*Recorded information*:

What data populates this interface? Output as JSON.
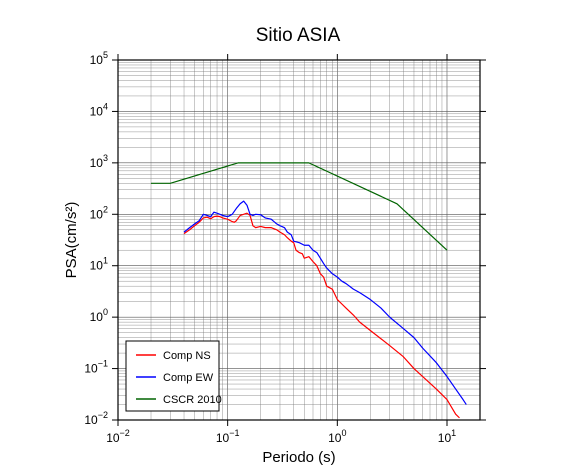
{
  "chart_data": {
    "type": "line",
    "title": "Sitio ASIA",
    "xlabel": "Periodo (s)",
    "ylabel": "PSA(cm/s²)",
    "xscale": "log",
    "yscale": "log",
    "xlim": [
      0.01,
      20
    ],
    "ylim": [
      0.01,
      100000
    ],
    "grid": true,
    "legend_position": "bottom-left",
    "x_ticks": [
      {
        "base": "10",
        "exp": "−2"
      },
      {
        "base": "10",
        "exp": "−1"
      },
      {
        "base": "10",
        "exp": "0"
      },
      {
        "base": "10",
        "exp": "1"
      }
    ],
    "y_ticks": [
      {
        "base": "10",
        "exp": "−2"
      },
      {
        "base": "10",
        "exp": "−1"
      },
      {
        "base": "10",
        "exp": "0"
      },
      {
        "base": "10",
        "exp": "1"
      },
      {
        "base": "10",
        "exp": "2"
      },
      {
        "base": "10",
        "exp": "3"
      },
      {
        "base": "10",
        "exp": "4"
      },
      {
        "base": "10",
        "exp": "5"
      }
    ],
    "series": [
      {
        "name": "Comp NS",
        "color": "#ff0000",
        "points": [
          [
            0.04,
            42
          ],
          [
            0.045,
            50
          ],
          [
            0.05,
            60
          ],
          [
            0.055,
            70
          ],
          [
            0.06,
            85
          ],
          [
            0.065,
            88
          ],
          [
            0.07,
            82
          ],
          [
            0.075,
            90
          ],
          [
            0.08,
            92
          ],
          [
            0.085,
            90
          ],
          [
            0.09,
            85
          ],
          [
            0.1,
            80
          ],
          [
            0.11,
            72
          ],
          [
            0.115,
            70
          ],
          [
            0.12,
            75
          ],
          [
            0.13,
            95
          ],
          [
            0.14,
            100
          ],
          [
            0.15,
            105
          ],
          [
            0.16,
            95
          ],
          [
            0.17,
            60
          ],
          [
            0.18,
            55
          ],
          [
            0.2,
            58
          ],
          [
            0.22,
            55
          ],
          [
            0.25,
            55
          ],
          [
            0.28,
            50
          ],
          [
            0.3,
            45
          ],
          [
            0.33,
            40
          ],
          [
            0.35,
            35
          ],
          [
            0.38,
            30
          ],
          [
            0.4,
            28
          ],
          [
            0.42,
            20
          ],
          [
            0.45,
            18
          ],
          [
            0.48,
            17
          ],
          [
            0.5,
            14
          ],
          [
            0.55,
            15
          ],
          [
            0.6,
            12
          ],
          [
            0.65,
            10
          ],
          [
            0.7,
            7
          ],
          [
            0.75,
            6
          ],
          [
            0.8,
            4
          ],
          [
            0.9,
            3.5
          ],
          [
            1.0,
            2.2
          ],
          [
            1.1,
            1.8
          ],
          [
            1.2,
            1.5
          ],
          [
            1.4,
            1.1
          ],
          [
            1.6,
            0.8
          ],
          [
            2.0,
            0.55
          ],
          [
            2.5,
            0.38
          ],
          [
            3.0,
            0.28
          ],
          [
            4.0,
            0.17
          ],
          [
            5.0,
            0.1
          ],
          [
            6.0,
            0.07
          ],
          [
            8.0,
            0.04
          ],
          [
            10.0,
            0.025
          ],
          [
            12.0,
            0.013
          ],
          [
            13.0,
            0.011
          ]
        ]
      },
      {
        "name": "Comp EW",
        "color": "#0000ff",
        "points": [
          [
            0.04,
            45
          ],
          [
            0.045,
            55
          ],
          [
            0.05,
            65
          ],
          [
            0.055,
            75
          ],
          [
            0.06,
            100
          ],
          [
            0.065,
            95
          ],
          [
            0.07,
            90
          ],
          [
            0.075,
            110
          ],
          [
            0.08,
            105
          ],
          [
            0.085,
            100
          ],
          [
            0.09,
            95
          ],
          [
            0.1,
            90
          ],
          [
            0.11,
            100
          ],
          [
            0.12,
            130
          ],
          [
            0.13,
            160
          ],
          [
            0.14,
            180
          ],
          [
            0.15,
            150
          ],
          [
            0.16,
            100
          ],
          [
            0.17,
            95
          ],
          [
            0.18,
            100
          ],
          [
            0.2,
            98
          ],
          [
            0.22,
            85
          ],
          [
            0.25,
            80
          ],
          [
            0.28,
            65
          ],
          [
            0.3,
            60
          ],
          [
            0.33,
            55
          ],
          [
            0.35,
            45
          ],
          [
            0.38,
            40
          ],
          [
            0.4,
            30
          ],
          [
            0.45,
            28
          ],
          [
            0.5,
            25
          ],
          [
            0.55,
            25
          ],
          [
            0.6,
            20
          ],
          [
            0.65,
            18
          ],
          [
            0.7,
            14
          ],
          [
            0.75,
            11
          ],
          [
            0.8,
            9
          ],
          [
            0.9,
            7
          ],
          [
            1.0,
            6
          ],
          [
            1.1,
            5
          ],
          [
            1.2,
            4.5
          ],
          [
            1.4,
            3.5
          ],
          [
            1.6,
            3
          ],
          [
            2.0,
            2.2
          ],
          [
            2.5,
            1.5
          ],
          [
            3.0,
            1.0
          ],
          [
            4.0,
            0.6
          ],
          [
            5.0,
            0.4
          ],
          [
            6.0,
            0.25
          ],
          [
            8.0,
            0.13
          ],
          [
            10.0,
            0.07
          ],
          [
            12.0,
            0.04
          ],
          [
            14.0,
            0.025
          ],
          [
            15.0,
            0.02
          ]
        ]
      },
      {
        "name": "CSCR 2010",
        "color": "#006400",
        "points": [
          [
            0.02,
            400
          ],
          [
            0.03,
            400
          ],
          [
            0.125,
            1000
          ],
          [
            0.55,
            1000
          ],
          [
            3.5,
            160
          ],
          [
            10.0,
            20
          ]
        ]
      }
    ]
  }
}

*Task description*:
Extract each line from the entries above that contains the string "color".

*Answer for this exercise*:
        "color": "#ff0000",
        "color": "#0000ff",
        "color": "#006400",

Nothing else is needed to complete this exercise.